● **Directions**:
Copy out, unchanged, the lines of the entries running from the line containing "day-label: 日 <box>527 1019 547 1044</box>" through the line containing "stamp-label: (公章) <box>137 220 193 245</box>", with both of those lines included.

● **Stored records**:

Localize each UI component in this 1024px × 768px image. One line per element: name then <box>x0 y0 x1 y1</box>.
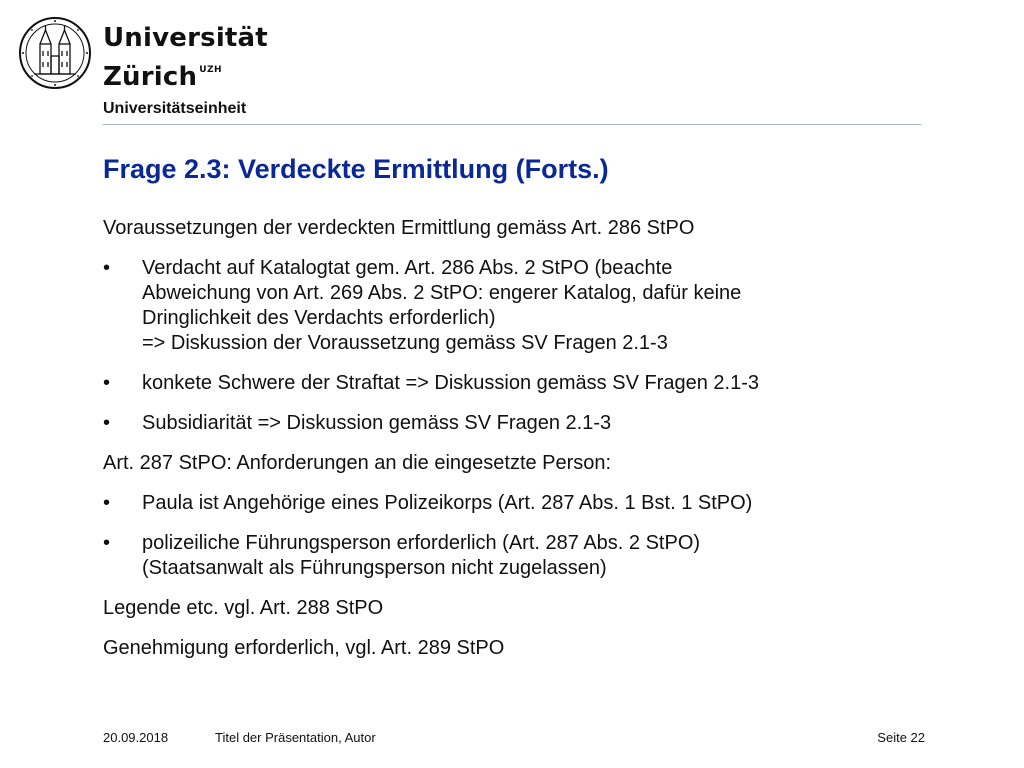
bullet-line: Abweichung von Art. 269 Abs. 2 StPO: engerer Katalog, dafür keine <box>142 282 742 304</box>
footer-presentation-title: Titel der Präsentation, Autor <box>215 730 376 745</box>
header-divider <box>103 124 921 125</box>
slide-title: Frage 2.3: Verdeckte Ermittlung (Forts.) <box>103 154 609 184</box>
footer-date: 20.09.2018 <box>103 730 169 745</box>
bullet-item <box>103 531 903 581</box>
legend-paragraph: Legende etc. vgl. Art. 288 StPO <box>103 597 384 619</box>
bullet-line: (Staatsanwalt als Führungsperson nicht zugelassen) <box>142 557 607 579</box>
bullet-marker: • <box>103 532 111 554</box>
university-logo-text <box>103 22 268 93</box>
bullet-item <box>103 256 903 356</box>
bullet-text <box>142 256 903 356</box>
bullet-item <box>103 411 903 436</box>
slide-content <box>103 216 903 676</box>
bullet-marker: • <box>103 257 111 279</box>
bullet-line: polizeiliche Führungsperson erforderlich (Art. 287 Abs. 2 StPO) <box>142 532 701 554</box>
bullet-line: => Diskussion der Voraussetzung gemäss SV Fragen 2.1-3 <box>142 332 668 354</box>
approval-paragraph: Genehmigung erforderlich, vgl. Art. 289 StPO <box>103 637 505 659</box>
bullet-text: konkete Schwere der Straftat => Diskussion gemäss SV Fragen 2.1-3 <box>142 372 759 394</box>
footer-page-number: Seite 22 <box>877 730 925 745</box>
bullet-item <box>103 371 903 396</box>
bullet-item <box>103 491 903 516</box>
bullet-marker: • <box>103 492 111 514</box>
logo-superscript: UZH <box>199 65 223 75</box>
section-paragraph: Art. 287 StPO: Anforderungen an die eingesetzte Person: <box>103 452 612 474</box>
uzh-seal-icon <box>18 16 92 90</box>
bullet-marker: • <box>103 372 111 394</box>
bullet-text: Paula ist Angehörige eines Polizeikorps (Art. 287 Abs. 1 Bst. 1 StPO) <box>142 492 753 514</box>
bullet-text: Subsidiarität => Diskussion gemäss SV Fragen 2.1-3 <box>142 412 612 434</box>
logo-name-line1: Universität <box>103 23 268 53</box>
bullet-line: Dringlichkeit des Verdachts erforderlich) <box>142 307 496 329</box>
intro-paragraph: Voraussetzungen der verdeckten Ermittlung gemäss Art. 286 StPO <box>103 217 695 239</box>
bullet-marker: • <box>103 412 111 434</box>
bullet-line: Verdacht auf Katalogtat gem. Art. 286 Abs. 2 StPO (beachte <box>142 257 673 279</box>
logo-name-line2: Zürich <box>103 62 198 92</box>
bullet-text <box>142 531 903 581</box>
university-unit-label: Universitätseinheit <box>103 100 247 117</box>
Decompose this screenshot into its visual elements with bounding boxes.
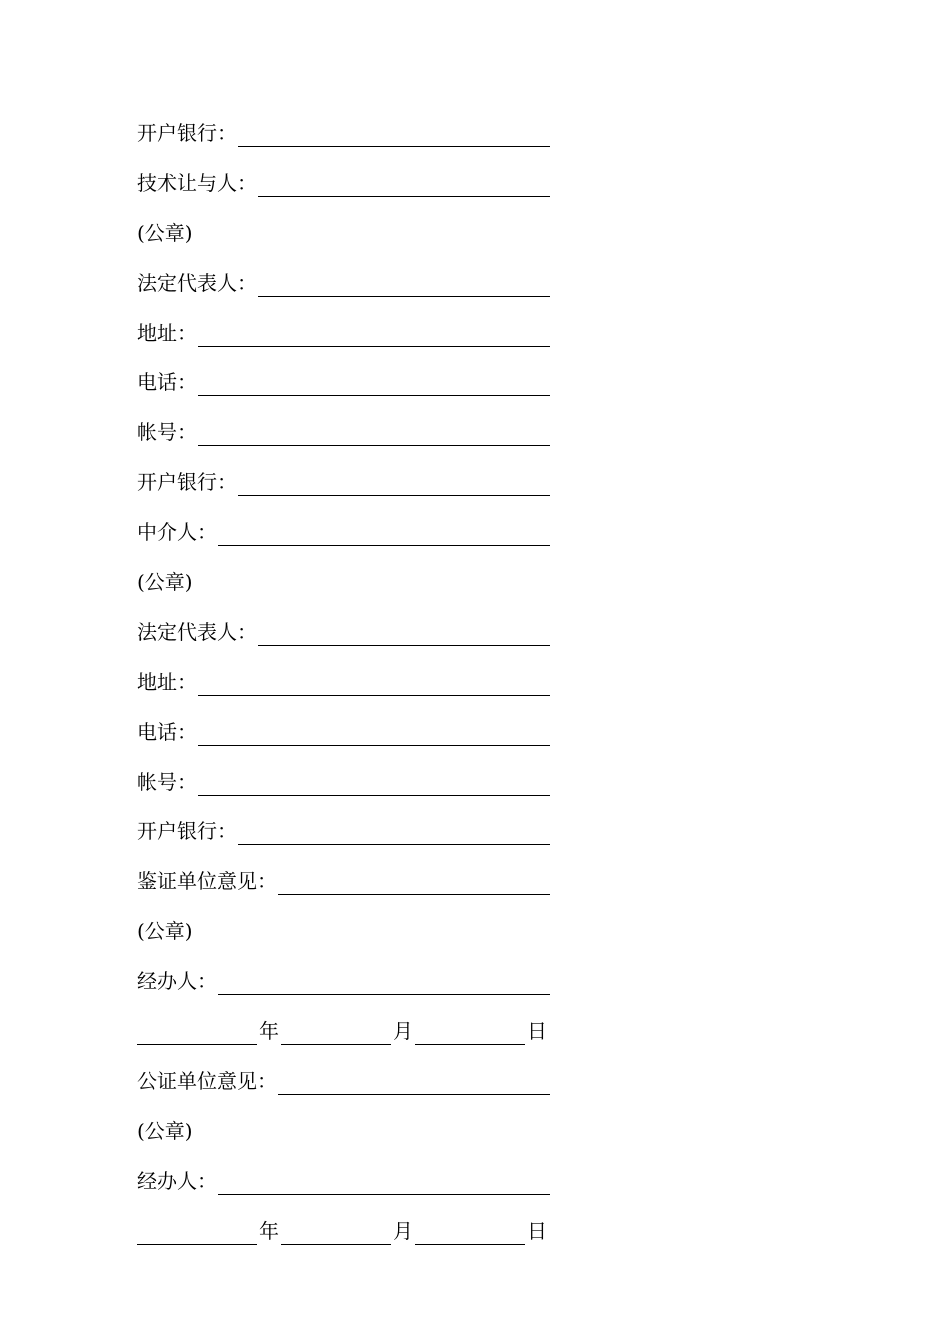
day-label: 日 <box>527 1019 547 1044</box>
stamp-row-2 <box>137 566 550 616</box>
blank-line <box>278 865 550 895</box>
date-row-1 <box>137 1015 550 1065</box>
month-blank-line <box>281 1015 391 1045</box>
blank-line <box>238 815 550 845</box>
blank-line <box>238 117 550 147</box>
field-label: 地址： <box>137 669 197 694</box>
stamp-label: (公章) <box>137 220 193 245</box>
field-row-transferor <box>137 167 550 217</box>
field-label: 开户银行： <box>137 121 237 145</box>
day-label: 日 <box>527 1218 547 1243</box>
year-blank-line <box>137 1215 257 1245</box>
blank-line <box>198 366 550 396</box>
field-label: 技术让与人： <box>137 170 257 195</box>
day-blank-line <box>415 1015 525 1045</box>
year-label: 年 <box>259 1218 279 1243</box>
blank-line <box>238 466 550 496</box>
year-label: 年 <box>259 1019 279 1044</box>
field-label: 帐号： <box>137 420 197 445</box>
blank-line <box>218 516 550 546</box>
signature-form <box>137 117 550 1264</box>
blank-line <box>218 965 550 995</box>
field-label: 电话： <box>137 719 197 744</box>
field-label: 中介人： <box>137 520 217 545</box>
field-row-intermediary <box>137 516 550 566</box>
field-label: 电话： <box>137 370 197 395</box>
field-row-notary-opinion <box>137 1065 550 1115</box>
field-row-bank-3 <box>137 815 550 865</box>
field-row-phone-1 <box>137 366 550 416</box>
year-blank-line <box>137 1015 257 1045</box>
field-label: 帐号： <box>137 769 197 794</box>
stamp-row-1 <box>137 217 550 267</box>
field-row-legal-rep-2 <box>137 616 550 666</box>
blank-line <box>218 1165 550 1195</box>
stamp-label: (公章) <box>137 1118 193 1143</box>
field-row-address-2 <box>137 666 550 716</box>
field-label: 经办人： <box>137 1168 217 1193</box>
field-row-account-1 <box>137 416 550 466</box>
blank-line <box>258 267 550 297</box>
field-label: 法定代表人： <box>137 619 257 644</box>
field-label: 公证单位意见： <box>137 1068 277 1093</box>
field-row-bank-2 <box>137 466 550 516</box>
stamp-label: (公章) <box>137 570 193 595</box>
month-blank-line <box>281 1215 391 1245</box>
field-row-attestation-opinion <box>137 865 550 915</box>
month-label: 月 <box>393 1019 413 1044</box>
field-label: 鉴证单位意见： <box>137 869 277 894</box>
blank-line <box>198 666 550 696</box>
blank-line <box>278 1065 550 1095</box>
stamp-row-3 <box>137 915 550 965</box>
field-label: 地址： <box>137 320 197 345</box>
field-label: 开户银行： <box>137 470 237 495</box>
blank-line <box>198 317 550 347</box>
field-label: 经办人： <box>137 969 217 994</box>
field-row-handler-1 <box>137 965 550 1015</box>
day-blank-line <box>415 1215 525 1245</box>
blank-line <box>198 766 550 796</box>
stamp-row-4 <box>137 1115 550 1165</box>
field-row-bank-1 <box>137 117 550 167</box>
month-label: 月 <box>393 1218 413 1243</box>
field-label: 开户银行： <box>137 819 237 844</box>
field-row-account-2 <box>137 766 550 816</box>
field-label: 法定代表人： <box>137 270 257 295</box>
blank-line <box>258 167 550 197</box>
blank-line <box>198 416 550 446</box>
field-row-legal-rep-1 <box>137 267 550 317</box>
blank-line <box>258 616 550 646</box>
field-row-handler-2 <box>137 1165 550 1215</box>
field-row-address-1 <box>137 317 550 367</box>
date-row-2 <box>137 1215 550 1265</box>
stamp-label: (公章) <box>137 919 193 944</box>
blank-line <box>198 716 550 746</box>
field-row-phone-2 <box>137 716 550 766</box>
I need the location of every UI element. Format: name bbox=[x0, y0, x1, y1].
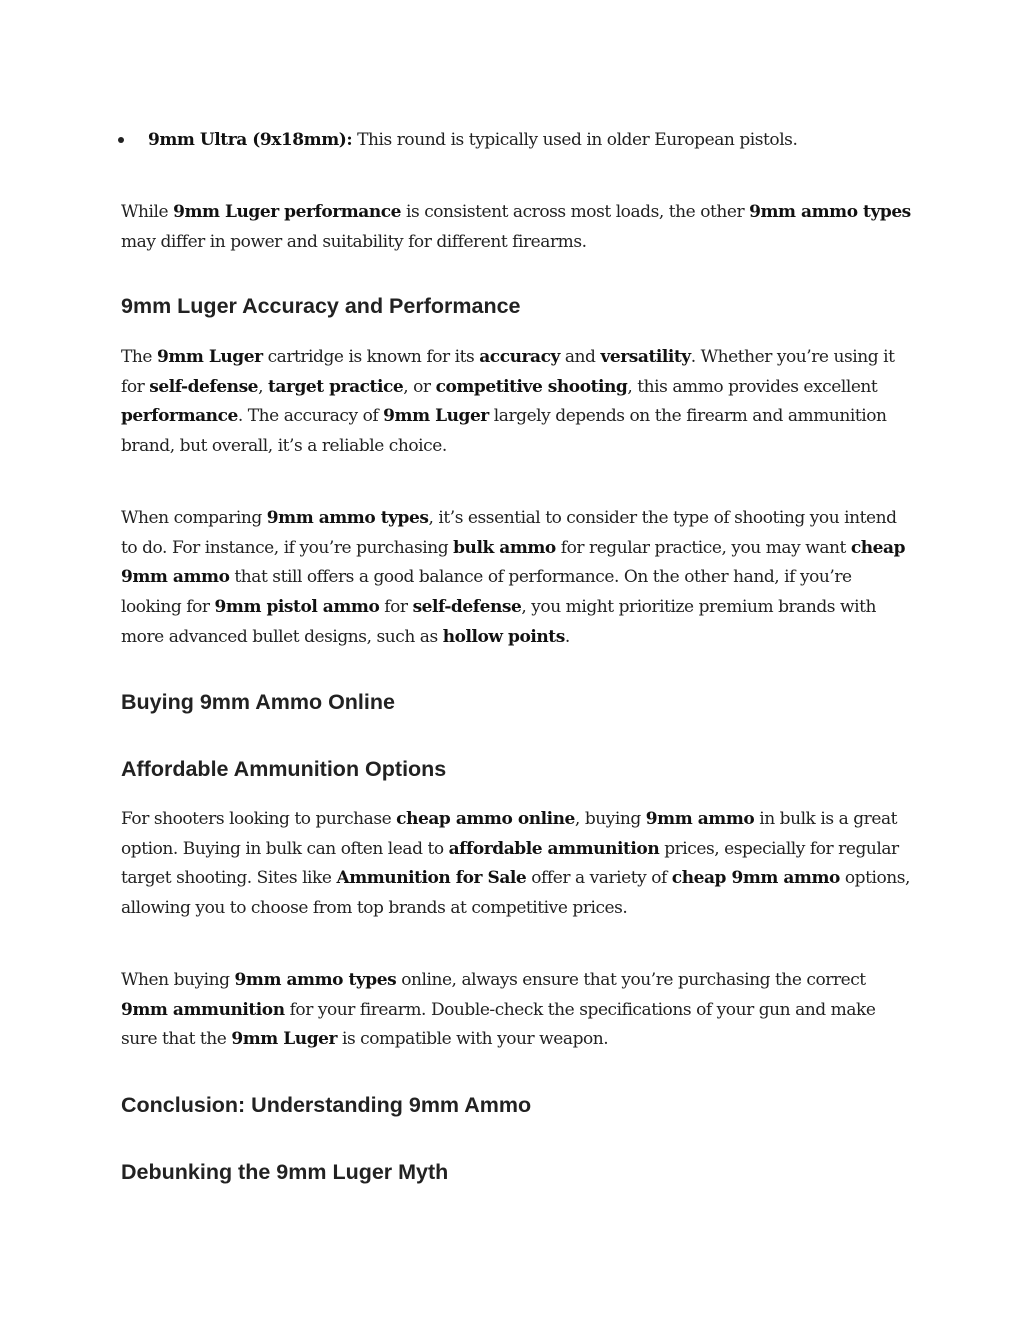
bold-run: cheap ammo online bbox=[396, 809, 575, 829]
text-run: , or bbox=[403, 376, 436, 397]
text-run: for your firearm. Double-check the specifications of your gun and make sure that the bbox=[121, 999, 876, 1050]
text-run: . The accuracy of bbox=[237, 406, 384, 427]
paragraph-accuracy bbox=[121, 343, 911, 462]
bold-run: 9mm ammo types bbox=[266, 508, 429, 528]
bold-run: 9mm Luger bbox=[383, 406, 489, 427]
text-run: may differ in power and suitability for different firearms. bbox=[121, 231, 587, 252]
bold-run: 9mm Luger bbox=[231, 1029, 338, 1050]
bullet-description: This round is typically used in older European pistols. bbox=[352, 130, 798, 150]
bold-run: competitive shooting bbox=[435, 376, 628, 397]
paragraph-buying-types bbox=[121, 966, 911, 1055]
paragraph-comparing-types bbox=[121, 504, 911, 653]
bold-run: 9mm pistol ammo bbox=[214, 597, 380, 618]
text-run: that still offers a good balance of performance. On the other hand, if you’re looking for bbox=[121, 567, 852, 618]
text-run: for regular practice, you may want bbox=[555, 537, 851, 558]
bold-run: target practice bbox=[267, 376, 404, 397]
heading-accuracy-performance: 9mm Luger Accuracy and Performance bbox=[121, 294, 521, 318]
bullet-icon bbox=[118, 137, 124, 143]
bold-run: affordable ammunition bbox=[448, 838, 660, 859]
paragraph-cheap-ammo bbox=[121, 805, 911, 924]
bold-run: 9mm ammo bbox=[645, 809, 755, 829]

● **Solved problem**:
day-label: 日 <box>527 1019 547 1044</box>
stamp-row-2 <box>137 566 550 616</box>
blank-line <box>278 865 550 895</box>
date-row-1 <box>137 1015 550 1065</box>
month-blank-line <box>281 1015 391 1045</box>
blank-line <box>238 815 550 845</box>
blank-line <box>238 117 550 147</box>
field-label: 地址： <box>137 669 197 694</box>
stamp-label: (公章) <box>137 220 193 245</box>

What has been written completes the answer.